**What you will do**
Quote every line as given.

----

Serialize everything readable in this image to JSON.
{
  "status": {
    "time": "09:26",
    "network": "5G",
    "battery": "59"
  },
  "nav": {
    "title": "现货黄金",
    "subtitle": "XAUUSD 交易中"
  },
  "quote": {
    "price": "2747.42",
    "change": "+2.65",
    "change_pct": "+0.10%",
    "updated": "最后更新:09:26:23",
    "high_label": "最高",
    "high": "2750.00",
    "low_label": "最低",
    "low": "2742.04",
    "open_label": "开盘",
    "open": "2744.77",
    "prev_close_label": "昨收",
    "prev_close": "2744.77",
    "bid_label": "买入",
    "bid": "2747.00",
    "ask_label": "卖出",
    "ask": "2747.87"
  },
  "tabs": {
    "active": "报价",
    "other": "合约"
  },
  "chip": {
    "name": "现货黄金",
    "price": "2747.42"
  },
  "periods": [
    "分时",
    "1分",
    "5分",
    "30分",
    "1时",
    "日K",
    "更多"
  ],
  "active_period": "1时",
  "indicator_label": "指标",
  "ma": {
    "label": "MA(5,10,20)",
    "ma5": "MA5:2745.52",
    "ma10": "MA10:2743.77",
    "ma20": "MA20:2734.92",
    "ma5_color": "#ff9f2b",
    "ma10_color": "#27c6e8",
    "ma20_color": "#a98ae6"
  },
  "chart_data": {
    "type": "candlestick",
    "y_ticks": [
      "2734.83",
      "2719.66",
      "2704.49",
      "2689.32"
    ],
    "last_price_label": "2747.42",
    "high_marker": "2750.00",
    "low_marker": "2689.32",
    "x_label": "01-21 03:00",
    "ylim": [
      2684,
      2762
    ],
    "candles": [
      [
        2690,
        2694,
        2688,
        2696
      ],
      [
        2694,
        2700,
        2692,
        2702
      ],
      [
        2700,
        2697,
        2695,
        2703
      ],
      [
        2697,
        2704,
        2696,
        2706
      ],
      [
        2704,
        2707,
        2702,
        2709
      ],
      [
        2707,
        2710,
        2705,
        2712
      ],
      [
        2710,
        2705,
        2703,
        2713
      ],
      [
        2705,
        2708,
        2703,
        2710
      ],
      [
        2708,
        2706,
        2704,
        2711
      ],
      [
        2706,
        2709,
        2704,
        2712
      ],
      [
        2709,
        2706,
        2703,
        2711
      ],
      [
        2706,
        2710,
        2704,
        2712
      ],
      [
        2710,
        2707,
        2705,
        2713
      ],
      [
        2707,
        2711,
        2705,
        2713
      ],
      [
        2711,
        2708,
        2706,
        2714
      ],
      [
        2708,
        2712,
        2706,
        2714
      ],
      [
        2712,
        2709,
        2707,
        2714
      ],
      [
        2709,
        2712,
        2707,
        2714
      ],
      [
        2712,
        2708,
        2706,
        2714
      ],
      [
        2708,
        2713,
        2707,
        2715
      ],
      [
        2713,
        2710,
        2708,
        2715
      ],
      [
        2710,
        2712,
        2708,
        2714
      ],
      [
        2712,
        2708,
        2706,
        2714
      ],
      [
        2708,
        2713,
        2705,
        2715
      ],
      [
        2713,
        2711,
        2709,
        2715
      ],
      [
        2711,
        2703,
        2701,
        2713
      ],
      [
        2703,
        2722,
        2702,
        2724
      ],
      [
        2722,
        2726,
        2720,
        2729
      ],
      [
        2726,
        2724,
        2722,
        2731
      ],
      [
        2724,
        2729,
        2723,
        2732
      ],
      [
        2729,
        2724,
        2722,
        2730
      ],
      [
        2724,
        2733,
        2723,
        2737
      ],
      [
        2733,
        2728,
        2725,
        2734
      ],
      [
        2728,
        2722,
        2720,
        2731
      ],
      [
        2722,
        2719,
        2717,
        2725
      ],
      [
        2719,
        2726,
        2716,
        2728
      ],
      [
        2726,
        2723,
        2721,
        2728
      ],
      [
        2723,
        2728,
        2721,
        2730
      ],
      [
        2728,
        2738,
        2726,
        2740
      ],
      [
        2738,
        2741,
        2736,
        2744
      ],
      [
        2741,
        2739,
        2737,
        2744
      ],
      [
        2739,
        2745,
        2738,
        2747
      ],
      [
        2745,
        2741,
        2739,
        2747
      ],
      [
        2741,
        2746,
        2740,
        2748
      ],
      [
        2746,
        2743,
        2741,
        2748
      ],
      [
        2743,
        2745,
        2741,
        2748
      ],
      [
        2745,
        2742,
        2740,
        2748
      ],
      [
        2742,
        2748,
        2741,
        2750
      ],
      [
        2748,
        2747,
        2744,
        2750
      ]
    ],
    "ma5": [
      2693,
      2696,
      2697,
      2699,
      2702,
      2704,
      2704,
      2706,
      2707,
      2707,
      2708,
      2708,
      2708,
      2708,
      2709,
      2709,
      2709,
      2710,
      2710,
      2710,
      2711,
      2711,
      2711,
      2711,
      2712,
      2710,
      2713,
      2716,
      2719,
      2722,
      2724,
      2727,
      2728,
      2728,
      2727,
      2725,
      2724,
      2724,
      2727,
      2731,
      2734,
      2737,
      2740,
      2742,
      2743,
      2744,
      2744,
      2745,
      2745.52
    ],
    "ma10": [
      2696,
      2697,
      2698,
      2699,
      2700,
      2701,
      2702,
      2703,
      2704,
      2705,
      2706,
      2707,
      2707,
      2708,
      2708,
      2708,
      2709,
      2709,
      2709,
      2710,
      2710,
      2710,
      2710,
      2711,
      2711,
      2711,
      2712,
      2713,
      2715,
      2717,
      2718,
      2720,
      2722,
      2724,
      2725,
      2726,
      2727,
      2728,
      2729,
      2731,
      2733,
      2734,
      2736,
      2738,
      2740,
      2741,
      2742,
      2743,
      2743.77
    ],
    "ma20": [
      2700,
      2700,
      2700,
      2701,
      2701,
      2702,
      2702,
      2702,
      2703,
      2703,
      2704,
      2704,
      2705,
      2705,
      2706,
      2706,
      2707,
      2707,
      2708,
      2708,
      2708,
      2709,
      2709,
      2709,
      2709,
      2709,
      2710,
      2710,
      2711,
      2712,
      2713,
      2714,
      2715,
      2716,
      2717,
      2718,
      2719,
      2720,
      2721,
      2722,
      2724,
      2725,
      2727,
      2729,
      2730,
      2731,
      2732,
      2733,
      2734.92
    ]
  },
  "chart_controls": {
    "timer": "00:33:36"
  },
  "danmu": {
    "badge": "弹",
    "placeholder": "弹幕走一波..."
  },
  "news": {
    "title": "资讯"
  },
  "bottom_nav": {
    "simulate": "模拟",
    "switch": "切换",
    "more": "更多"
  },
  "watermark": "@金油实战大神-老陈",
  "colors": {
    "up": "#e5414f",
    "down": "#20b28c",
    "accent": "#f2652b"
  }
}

----

**Task output**
Serialize everything readable in this image to JSON.
{
  "status": {
    "time": "09:26",
    "network": "5G",
    "battery": "59"
  },
  "nav": {
    "title": "现货黄金",
    "subtitle": "XAUUSD 交易中"
  },
  "quote": {
    "price": "2747.42",
    "change": "+2.65",
    "change_pct": "+0.10%",
    "updated": "最后更新:09:26:23",
    "high_label": "最高",
    "high": "2750.00",
    "low_label": "最低",
    "low": "2742.04",
    "open_label": "开盘",
    "open": "2744.77",
    "prev_close_label": "昨收",
    "prev_close": "2744.77",
    "bid_label": "买入",
    "bid": "2747.00",
    "ask_label": "卖出",
    "ask": "2747.87"
  },
  "tabs": {
    "active": "报价",
    "other": "合约"
  },
  "chip": {
    "name": "现货黄金",
    "price": "2747.42"
  },
  "periods": [
    "分时",
    "1分",
    "5分",
    "30分",
    "1时",
    "日K",
    "更多"
  ],
  "active_period": "1时",
  "indicator_label": "指标",
  "ma": {
    "label": "MA(5,10,20)",
    "ma5": "MA5:2745.52",
    "ma10": "MA10:2743.77",
    "ma20": "MA20:2734.92",
    "ma5_color": "#ff9f2b",
    "ma10_color": "#27c6e8",
    "ma20_color": "#a98ae6"
  },
  "chart_data": {
    "type": "candlestick",
    "y_ticks": [
      "2734.83",
      "2719.66",
      "2704.49",
      "2689.32"
    ],
    "last_price_label": "2747.42",
    "high_marker": "2750.00",
    "low_marker": "2689.32",
    "x_label": "01-21 03:00",
    "ylim": [
      2684,
      2762
    ],
    "candles": [
      [
        2690,
        2694,
        2688,
        2696
      ],
      [
        2694,
        2700,
        2692,
        2702
      ],
      [
        2700,
        2697,
        2695,
        2703
      ],
      [
        2697,
        2704,
        2696,
        2706
      ],
      [
        2704,
        2707,
        2702,
        2709
      ],
      [
        2707,
        2710,
        2705,
        2712
      ],
      [
        2710,
        2705,
        2703,
        2713
      ],
      [
        2705,
        2708,
        2703,
        2710
      ],
      [
        2708,
        2706,
        2704,
        2711
      ],
      [
        2706,
        2709,
        2704,
        2712
      ],
      [
        2709,
        2706,
        2703,
        2711
      ],
      [
        2706,
        2710,
        2704,
        2712
      ],
      [
        2710,
        2707,
        2705,
        2713
      ],
      [
        2707,
        2711,
        2705,
        2713
      ],
      [
        2711,
        2708,
        2706,
        2714
      ],
      [
        2708,
        2712,
        2706,
        2714
      ],
      [
        2712,
        2709,
        2707,
        2714
      ],
      [
        2709,
        2712,
        2707,
        2714
      ],
      [
        2712,
        2708,
        2706,
        2714
      ],
      [
        2708,
        2713,
        2707,
        2715
      ],
      [
        2713,
        2710,
        2708,
        2715
      ],
      [
        2710,
        2712,
        2708,
        2714
      ],
      [
        2712,
        2708,
        2706,
        2714
      ],
      [
        2708,
        2713,
        2705,
        2715
      ],
      [
        2713,
        2711,
        2709,
        2715
      ],
      [
        2711,
        2703,
        2701,
        2713
      ],
      [
        2703,
        2722,
        2702,
        2724
      ],
      [
        2722,
        2726,
        2720,
        2729
      ],
      [
        2726,
        2724,
        2722,
        2731
      ],
      [
        2724,
        2729,
        2723,
        2732
      ],
      [
        2729,
        2724,
        2722,
        2730
      ],
      [
        2724,
        2733,
        2723,
        2737
      ],
      [
        2733,
        2728,
        2725,
        2734
      ],
      [
        2728,
        2722,
        2720,
        2731
      ],
      [
        2722,
        2719,
        2717,
        2725
      ],
      [
        2719,
        2726,
        2716,
        2728
      ],
      [
        2726,
        2723,
        2721,
        2728
      ],
      [
        2723,
        2728,
        2721,
        2730
      ],
      [
        2728,
        2738,
        2726,
        2740
      ],
      [
        2738,
        2741,
        2736,
        2744
      ],
      [
        2741,
        2739,
        2737,
        2744
      ],
      [
        2739,
        2745,
        2738,
        2747
      ],
      [
        2745,
        2741,
        2739,
        2747
      ],
      [
        2741,
        2746,
        2740,
        2748
      ],
      [
        2746,
        2743,
        2741,
        2748
      ],
      [
        2743,
        2745,
        2741,
        2748
      ],
      [
        2745,
        2742,
        2740,
        2748
      ],
      [
        2742,
        2748,
        2741,
        2750
      ],
      [
        2748,
        2747,
        2744,
        2750
      ]
    ],
    "ma5": [
      2693,
      2696,
      2697,
      2699,
      2702,
      2704,
      2704,
      2706,
      2707,
      2707,
      2708,
      2708,
      2708,
      2708,
      2709,
      2709,
      2709,
      2710,
      2710,
      2710,
      2711,
      2711,
      2711,
      2711,
      2712,
      2710,
      2713,
      2716,
      2719,
      2722,
      2724,
      2727,
      2728,
      2728,
      2727,
      2725,
      2724,
      2724,
      2727,
      2731,
      2734,
      2737,
      2740,
      2742,
      2743,
      2744,
      2744,
      2745,
      2745.52
    ],
    "ma10": [
      2696,
      2697,
      2698,
      2699,
      2700,
      2701,
      2702,
      2703,
      2704,
      2705,
      2706,
      2707,
      2707,
      2708,
      2708,
      2708,
      2709,
      2709,
      2709,
      2710,
      2710,
      2710,
      2710,
      2711,
      2711,
      2711,
      2712,
      2713,
      2715,
      2717,
      2718,
      2720,
      2722,
      2724,
      2725,
      2726,
      2727,
      2728,
      2729,
      2731,
      2733,
      2734,
      2736,
      2738,
      2740,
      2741,
      2742,
      2743,
      2743.77
    ],
    "ma20": [
      2700,
      2700,
      2700,
      2701,
      2701,
      2702,
      2702,
      2702,
      2703,
      2703,
      2704,
      2704,
      2705,
      2705,
      2706,
      2706,
      2707,
      2707,
      2708,
      2708,
      2708,
      2709,
      2709,
      2709,
      2709,
      2709,
      2710,
      2710,
      2711,
      2712,
      2713,
      2714,
      2715,
      2716,
      2717,
      2718,
      2719,
      2720,
      2721,
      2722,
      2724,
      2725,
      2727,
      2729,
      2730,
      2731,
      2732,
      2733,
      2734.92
    ]
  },
  "chart_controls": {
    "timer": "00:33:36"
  },
  "danmu": {
    "badge": "弹",
    "placeholder": "弹幕走一波..."
  },
  "news": {
    "title": "资讯"
  },
  "bottom_nav": {
    "simulate": "模拟",
    "switch": "切换",
    "more": "更多"
  },
  "watermark": "@金油实战大神-老陈",
  "colors": {
    "up": "#e5414f",
    "down": "#20b28c",
    "accent": "#f2652b"
  }
}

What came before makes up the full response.